▶ [Requirements] Beneath this task is a listing; retype all of it exactly.

▶ [Records for this exercise]
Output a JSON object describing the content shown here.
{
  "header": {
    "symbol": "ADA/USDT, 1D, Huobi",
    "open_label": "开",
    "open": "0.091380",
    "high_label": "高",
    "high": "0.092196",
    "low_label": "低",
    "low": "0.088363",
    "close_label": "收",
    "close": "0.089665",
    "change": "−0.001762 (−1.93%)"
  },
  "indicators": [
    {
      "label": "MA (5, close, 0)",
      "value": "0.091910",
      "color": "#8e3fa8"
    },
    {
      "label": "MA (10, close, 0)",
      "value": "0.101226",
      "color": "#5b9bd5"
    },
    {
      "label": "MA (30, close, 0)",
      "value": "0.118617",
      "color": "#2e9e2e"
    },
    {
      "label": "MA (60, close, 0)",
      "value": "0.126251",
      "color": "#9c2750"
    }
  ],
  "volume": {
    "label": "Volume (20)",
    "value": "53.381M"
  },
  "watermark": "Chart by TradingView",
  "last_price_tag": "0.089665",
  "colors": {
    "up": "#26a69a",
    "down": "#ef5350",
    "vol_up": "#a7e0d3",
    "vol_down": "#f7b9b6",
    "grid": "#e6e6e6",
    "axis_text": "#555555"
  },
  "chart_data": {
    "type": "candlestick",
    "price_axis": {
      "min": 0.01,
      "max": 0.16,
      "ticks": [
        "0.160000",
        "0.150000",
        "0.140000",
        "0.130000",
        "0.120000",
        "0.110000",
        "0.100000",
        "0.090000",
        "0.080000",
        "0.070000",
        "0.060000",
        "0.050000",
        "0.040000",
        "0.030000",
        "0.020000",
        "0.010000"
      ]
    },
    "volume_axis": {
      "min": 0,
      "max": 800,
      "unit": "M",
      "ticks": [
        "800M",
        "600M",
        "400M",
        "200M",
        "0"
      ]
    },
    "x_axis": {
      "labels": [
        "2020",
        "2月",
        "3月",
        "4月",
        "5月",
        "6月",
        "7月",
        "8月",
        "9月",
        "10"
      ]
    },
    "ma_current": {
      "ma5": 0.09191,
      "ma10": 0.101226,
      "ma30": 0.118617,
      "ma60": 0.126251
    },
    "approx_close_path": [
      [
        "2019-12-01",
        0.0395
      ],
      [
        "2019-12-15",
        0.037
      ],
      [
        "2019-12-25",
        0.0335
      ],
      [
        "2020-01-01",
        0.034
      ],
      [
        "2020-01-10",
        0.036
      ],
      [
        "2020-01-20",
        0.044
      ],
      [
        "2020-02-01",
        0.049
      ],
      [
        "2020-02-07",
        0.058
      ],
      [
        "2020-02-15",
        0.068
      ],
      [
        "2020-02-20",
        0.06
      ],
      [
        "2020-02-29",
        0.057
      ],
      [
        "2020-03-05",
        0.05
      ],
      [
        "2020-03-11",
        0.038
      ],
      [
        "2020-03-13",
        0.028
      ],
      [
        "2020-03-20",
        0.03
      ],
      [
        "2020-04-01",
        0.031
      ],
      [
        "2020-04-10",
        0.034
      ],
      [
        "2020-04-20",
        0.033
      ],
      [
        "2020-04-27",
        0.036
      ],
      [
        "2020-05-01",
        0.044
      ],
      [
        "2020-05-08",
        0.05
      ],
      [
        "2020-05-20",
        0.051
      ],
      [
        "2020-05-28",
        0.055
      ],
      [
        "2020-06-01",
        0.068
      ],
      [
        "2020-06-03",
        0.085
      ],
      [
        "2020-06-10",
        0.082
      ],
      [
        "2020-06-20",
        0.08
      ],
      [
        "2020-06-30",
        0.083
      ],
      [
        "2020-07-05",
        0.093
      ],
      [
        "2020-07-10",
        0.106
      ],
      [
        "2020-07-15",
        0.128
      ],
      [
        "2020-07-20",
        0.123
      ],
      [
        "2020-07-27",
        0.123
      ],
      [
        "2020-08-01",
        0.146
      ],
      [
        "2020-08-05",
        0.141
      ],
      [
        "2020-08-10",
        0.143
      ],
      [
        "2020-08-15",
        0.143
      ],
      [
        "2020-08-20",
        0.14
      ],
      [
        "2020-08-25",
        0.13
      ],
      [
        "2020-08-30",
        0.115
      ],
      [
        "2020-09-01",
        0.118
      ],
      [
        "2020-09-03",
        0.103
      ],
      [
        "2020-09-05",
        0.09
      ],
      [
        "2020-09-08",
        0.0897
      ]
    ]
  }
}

▶ [Answer to the exercise]
Output a JSON object describing the content shown here.
{
  "header": {
    "symbol": "ADA/USDT, 1D, Huobi",
    "open_label": "开",
    "open": "0.091380",
    "high_label": "高",
    "high": "0.092196",
    "low_label": "低",
    "low": "0.088363",
    "close_label": "收",
    "close": "0.089665",
    "change": "−0.001762 (−1.93%)"
  },
  "indicators": [
    {
      "label": "MA (5, close, 0)",
      "value": "0.091910",
      "color": "#8e3fa8"
    },
    {
      "label": "MA (10, close, 0)",
      "value": "0.101226",
      "color": "#5b9bd5"
    },
    {
      "label": "MA (30, close, 0)",
      "value": "0.118617",
      "color": "#2e9e2e"
    },
    {
      "label": "MA (60, close, 0)",
      "value": "0.126251",
      "color": "#9c2750"
    }
  ],
  "volume": {
    "label": "Volume (20)",
    "value": "53.381M"
  },
  "watermark": "Chart by TradingView",
  "last_price_tag": "0.089665",
  "colors": {
    "up": "#26a69a",
    "down": "#ef5350",
    "vol_up": "#a7e0d3",
    "vol_down": "#f7b9b6",
    "grid": "#e6e6e6",
    "axis_text": "#555555"
  },
  "chart_data": {
    "type": "candlestick",
    "price_axis": {
      "min": 0.01,
      "max": 0.16,
      "ticks": [
        "0.160000",
        "0.150000",
        "0.140000",
        "0.130000",
        "0.120000",
        "0.110000",
        "0.100000",
        "0.090000",
        "0.080000",
        "0.070000",
        "0.060000",
        "0.050000",
        "0.040000",
        "0.030000",
        "0.020000",
        "0.010000"
      ]
    },
    "volume_axis": {
      "min": 0,
      "max": 800,
      "unit": "M",
      "ticks": [
        "800M",
        "600M",
        "400M",
        "200M",
        "0"
      ]
    },
    "x_axis": {
      "labels": [
        "2020",
        "2月",
        "3月",
        "4月",
        "5月",
        "6月",
        "7月",
        "8月",
        "9月",
        "10"
      ]
    },
    "ma_current": {
      "ma5": 0.09191,
      "ma10": 0.101226,
      "ma30": 0.118617,
      "ma60": 0.126251
    },
    "approx_close_path": [
      [
        "2019-12-01",
        0.0395
      ],
      [
        "2019-12-15",
        0.037
      ],
      [
        "2019-12-25",
        0.0335
      ],
      [
        "2020-01-01",
        0.034
      ],
      [
        "2020-01-10",
        0.036
      ],
      [
        "2020-01-20",
        0.044
      ],
      [
        "2020-02-01",
        0.049
      ],
      [
        "2020-02-07",
        0.058
      ],
      [
        "2020-02-15",
        0.068
      ],
      [
        "2020-02-20",
        0.06
      ],
      [
        "2020-02-29",
        0.057
      ],
      [
        "2020-03-05",
        0.05
      ],
      [
        "2020-03-11",
        0.038
      ],
      [
        "2020-03-13",
        0.028
      ],
      [
        "2020-03-20",
        0.03
      ],
      [
        "2020-04-01",
        0.031
      ],
      [
        "2020-04-10",
        0.034
      ],
      [
        "2020-04-20",
        0.033
      ],
      [
        "2020-04-27",
        0.036
      ],
      [
        "2020-05-01",
        0.044
      ],
      [
        "2020-05-08",
        0.05
      ],
      [
        "2020-05-20",
        0.051
      ],
      [
        "2020-05-28",
        0.055
      ],
      [
        "2020-06-01",
        0.068
      ],
      [
        "2020-06-03",
        0.085
      ],
      [
        "2020-06-10",
        0.082
      ],
      [
        "2020-06-20",
        0.08
      ],
      [
        "2020-06-30",
        0.083
      ],
      [
        "2020-07-05",
        0.093
      ],
      [
        "2020-07-10",
        0.106
      ],
      [
        "2020-07-15",
        0.128
      ],
      [
        "2020-07-20",
        0.123
      ],
      [
        "2020-07-27",
        0.123
      ],
      [
        "2020-08-01",
        0.146
      ],
      [
        "2020-08-05",
        0.141
      ],
      [
        "2020-08-10",
        0.143
      ],
      [
        "2020-08-15",
        0.143
      ],
      [
        "2020-08-20",
        0.14
      ],
      [
        "2020-08-25",
        0.13
      ],
      [
        "2020-08-30",
        0.115
      ],
      [
        "2020-09-01",
        0.118
      ],
      [
        "2020-09-03",
        0.103
      ],
      [
        "2020-09-05",
        0.09
      ],
      [
        "2020-09-08",
        0.0897
      ]
    ]
  }
}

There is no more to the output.